● Set problem
Tally the lines in the following entries that include the word "Besprechung"; state only the total.

Stored records:
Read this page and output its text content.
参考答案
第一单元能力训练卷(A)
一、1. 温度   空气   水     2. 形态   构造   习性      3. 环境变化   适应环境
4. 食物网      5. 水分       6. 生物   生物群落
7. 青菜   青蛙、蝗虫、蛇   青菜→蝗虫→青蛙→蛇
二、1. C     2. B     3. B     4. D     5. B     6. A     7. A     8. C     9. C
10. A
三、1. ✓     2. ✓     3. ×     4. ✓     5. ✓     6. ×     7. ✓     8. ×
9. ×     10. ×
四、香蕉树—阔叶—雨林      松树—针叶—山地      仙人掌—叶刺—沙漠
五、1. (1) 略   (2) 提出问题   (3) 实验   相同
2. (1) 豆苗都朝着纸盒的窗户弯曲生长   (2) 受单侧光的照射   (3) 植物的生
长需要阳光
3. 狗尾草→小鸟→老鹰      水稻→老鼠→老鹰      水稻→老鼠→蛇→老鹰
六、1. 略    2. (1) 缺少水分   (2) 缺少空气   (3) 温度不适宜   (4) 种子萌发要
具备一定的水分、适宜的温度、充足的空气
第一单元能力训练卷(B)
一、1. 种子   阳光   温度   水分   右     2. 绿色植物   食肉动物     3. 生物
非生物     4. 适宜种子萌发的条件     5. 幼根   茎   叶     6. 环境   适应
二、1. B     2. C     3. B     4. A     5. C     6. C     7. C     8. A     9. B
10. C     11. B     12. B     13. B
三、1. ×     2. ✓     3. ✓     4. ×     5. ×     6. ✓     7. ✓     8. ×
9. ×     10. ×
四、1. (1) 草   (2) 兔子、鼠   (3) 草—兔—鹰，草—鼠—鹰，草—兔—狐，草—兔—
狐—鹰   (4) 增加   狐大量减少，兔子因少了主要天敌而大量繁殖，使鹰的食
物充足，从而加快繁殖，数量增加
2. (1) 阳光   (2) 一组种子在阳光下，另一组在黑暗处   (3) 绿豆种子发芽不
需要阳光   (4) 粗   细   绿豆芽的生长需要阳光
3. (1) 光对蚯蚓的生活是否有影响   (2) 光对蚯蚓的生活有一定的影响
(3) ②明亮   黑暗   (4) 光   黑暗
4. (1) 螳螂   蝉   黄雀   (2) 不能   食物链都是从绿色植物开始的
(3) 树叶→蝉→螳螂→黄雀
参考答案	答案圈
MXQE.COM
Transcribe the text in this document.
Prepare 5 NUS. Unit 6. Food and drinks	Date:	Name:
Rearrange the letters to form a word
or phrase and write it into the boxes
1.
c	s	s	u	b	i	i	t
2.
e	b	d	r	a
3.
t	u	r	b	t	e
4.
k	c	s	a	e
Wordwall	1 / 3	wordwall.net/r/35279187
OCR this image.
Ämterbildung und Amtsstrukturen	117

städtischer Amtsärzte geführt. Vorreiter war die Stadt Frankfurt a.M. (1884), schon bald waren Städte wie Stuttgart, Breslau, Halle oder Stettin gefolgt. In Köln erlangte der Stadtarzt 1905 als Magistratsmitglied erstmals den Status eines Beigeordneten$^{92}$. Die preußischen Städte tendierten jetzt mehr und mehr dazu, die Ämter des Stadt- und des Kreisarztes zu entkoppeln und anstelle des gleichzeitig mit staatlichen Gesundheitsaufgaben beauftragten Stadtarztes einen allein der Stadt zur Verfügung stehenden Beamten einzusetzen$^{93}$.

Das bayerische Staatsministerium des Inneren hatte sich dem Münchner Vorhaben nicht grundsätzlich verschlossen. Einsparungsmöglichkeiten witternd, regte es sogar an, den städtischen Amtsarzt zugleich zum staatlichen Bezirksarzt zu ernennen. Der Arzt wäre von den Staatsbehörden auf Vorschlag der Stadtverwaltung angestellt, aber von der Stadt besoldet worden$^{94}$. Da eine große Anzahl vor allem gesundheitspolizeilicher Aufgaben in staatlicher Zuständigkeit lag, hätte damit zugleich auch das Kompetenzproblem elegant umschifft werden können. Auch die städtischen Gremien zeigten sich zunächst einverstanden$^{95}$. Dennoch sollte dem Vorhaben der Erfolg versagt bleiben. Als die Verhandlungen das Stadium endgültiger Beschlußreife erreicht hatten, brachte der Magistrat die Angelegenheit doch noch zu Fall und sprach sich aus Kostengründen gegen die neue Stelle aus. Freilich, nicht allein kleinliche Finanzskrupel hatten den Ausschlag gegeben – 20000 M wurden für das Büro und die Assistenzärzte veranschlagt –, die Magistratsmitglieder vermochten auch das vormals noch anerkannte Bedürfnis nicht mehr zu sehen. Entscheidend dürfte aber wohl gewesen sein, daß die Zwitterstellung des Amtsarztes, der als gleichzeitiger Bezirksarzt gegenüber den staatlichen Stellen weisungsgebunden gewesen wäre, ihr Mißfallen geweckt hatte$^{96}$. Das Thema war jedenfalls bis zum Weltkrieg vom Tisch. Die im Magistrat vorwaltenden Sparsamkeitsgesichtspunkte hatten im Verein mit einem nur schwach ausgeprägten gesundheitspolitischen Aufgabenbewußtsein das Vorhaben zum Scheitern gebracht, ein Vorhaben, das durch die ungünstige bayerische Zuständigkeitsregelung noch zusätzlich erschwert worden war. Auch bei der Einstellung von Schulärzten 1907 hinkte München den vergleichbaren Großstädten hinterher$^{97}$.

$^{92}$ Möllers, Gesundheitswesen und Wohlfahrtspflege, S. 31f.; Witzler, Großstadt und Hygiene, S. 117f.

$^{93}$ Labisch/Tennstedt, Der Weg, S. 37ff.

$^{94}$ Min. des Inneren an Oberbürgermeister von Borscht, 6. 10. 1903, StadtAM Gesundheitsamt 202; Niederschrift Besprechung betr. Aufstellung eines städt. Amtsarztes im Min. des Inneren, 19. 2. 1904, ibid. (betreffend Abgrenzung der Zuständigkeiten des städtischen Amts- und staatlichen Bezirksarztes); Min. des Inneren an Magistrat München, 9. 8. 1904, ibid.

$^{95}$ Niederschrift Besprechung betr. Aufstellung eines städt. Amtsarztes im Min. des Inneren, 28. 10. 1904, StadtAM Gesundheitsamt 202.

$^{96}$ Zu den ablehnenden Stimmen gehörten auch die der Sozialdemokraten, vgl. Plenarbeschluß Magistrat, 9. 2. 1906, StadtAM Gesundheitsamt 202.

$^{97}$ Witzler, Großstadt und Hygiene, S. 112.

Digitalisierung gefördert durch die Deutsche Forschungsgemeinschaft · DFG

● Task solution
2